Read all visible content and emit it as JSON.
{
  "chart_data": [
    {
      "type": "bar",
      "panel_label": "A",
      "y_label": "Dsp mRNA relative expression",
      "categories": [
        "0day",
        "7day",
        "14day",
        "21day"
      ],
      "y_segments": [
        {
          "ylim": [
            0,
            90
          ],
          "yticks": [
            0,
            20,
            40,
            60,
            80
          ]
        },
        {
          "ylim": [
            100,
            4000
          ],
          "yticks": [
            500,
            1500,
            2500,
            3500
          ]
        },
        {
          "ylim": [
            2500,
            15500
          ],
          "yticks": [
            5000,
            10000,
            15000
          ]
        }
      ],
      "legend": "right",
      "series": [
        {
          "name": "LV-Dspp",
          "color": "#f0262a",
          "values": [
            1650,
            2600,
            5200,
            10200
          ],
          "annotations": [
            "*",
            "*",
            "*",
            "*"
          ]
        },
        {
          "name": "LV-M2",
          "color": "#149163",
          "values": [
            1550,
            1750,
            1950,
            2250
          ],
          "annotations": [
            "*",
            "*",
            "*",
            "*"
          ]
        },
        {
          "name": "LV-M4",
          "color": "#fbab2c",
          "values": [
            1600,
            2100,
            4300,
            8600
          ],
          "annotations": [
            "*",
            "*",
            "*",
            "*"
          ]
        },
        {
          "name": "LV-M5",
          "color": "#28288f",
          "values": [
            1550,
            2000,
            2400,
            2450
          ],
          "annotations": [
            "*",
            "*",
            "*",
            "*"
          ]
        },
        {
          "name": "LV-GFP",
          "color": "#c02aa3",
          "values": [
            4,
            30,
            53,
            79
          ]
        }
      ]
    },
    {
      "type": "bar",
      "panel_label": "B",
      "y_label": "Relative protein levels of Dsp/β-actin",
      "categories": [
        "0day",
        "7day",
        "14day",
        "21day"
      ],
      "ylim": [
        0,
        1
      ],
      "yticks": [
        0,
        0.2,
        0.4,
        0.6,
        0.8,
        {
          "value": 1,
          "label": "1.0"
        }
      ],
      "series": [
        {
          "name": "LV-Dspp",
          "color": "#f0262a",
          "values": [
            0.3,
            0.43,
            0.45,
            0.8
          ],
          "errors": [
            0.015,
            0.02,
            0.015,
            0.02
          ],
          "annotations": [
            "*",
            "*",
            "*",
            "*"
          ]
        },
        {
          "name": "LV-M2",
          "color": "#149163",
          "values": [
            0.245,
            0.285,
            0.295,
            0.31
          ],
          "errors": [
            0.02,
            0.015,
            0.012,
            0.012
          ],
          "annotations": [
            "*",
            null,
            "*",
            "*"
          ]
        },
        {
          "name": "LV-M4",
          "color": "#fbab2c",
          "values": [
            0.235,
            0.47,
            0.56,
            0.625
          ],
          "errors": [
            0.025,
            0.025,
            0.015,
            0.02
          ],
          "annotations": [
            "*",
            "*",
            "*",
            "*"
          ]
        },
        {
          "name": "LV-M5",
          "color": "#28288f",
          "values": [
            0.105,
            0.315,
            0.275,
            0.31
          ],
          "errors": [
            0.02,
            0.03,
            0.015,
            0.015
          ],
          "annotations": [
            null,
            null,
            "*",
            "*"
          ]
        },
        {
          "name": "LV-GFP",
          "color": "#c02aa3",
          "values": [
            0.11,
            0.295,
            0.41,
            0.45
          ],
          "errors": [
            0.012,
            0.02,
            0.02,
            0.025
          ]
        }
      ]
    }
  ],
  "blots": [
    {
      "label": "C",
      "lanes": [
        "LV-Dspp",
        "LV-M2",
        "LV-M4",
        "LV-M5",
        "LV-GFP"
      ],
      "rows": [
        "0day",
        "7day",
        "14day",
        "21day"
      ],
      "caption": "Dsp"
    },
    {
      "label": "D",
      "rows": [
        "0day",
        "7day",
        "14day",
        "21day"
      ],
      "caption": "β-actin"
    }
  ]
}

■ ■ ■ ■ ■

_PROBLEM STATEMENT_
Every line in the data above has to be retyped exactly.

_REPLY TO THE TASK_
Read all visible content and emit it as JSON.
{
  "chart_data": [
    {
      "type": "bar",
      "panel_label": "A",
      "y_label": "Dsp mRNA relative expression",
      "categories": [
        "0day",
        "7day",
        "14day",
        "21day"
      ],
      "y_segments": [
        {
          "ylim": [
            0,
            90
          ],
          "yticks": [
            0,
            20,
            40,
            60,
            80
          ]
        },
        {
          "ylim": [
            100,
            4000
          ],
          "yticks": [
            500,
            1500,
            2500,
            3500
          ]
        },
        {
          "ylim": [
            2500,
            15500
          ],
          "yticks": [
            5000,
            10000,
            15000
          ]
        }
      ],
      "legend": "right",
      "series": [
        {
          "name": "LV-Dspp",
          "color": "#f0262a",
          "values": [
            1650,
            2600,
            5200,
            10200
          ],
          "annotations": [
            "*",
            "*",
            "*",
            "*"
          ]
        },
        {
          "name": "LV-M2",
          "color": "#149163",
          "values": [
            1550,
            1750,
            1950,
            2250
          ],
          "annotations": [
            "*",
            "*",
            "*",
            "*"
          ]
        },
        {
          "name": "LV-M4",
          "color": "#fbab2c",
          "values": [
            1600,
            2100,
            4300,
            8600
          ],
          "annotations": [
            "*",
            "*",
            "*",
            "*"
          ]
        },
        {
          "name": "LV-M5",
          "color": "#28288f",
          "values": [
            1550,
            2000,
            2400,
            2450
          ],
          "annotations": [
            "*",
            "*",
            "*",
            "*"
          ]
        },
        {
          "name": "LV-GFP",
          "color": "#c02aa3",
          "values": [
            4,
            30,
            53,
            79
          ]
        }
      ]
    },
    {
      "type": "bar",
      "panel_label": "B",
      "y_label": "Relative protein levels of Dsp/β-actin",
      "categories": [
        "0day",
        "7day",
        "14day",
        "21day"
      ],
      "ylim": [
        0,
        1
      ],
      "yticks": [
        0,
        0.2,
        0.4,
        0.6,
        0.8,
        {
          "value": 1,
          "label": "1.0"
        }
      ],
      "series": [
        {
          "name": "LV-Dspp",
          "color": "#f0262a",
          "values": [
            0.3,
            0.43,
            0.45,
            0.8
          ],
          "errors": [
            0.015,
            0.02,
            0.015,
            0.02
          ],
          "annotations": [
            "*",
            "*",
            "*",
            "*"
          ]
        },
        {
          "name": "LV-M2",
          "color": "#149163",
          "values": [
            0.245,
            0.285,
            0.295,
            0.31
          ],
          "errors": [
            0.02,
            0.015,
            0.012,
            0.012
          ],
          "annotations": [
            "*",
            null,
            "*",
            "*"
          ]
        },
        {
          "name": "LV-M4",
          "color": "#fbab2c",
          "values": [
            0.235,
            0.47,
            0.56,
            0.625
          ],
          "errors": [
            0.025,
            0.025,
            0.015,
            0.02
          ],
          "annotations": [
            "*",
            "*",
            "*",
            "*"
          ]
        },
        {
          "name": "LV-M5",
          "color": "#28288f",
          "values": [
            0.105,
            0.315,
            0.275,
            0.31
          ],
          "errors": [
            0.02,
            0.03,
            0.015,
            0.015
          ],
          "annotations": [
            null,
            null,
            "*",
            "*"
          ]
        },
        {
          "name": "LV-GFP",
          "color": "#c02aa3",
          "values": [
            0.11,
            0.295,
            0.41,
            0.45
          ],
          "errors": [
            0.012,
            0.02,
            0.02,
            0.025
          ]
        }
      ]
    }
  ],
  "blots": [
    {
      "label": "C",
      "lanes": [
        "LV-Dspp",
        "LV-M2",
        "LV-M4",
        "LV-M5",
        "LV-GFP"
      ],
      "rows": [
        "0day",
        "7day",
        "14day",
        "21day"
      ],
      "caption": "Dsp"
    },
    {
      "label": "D",
      "rows": [
        "0day",
        "7day",
        "14day",
        "21day"
      ],
      "caption": "β-actin"
    }
  ]
}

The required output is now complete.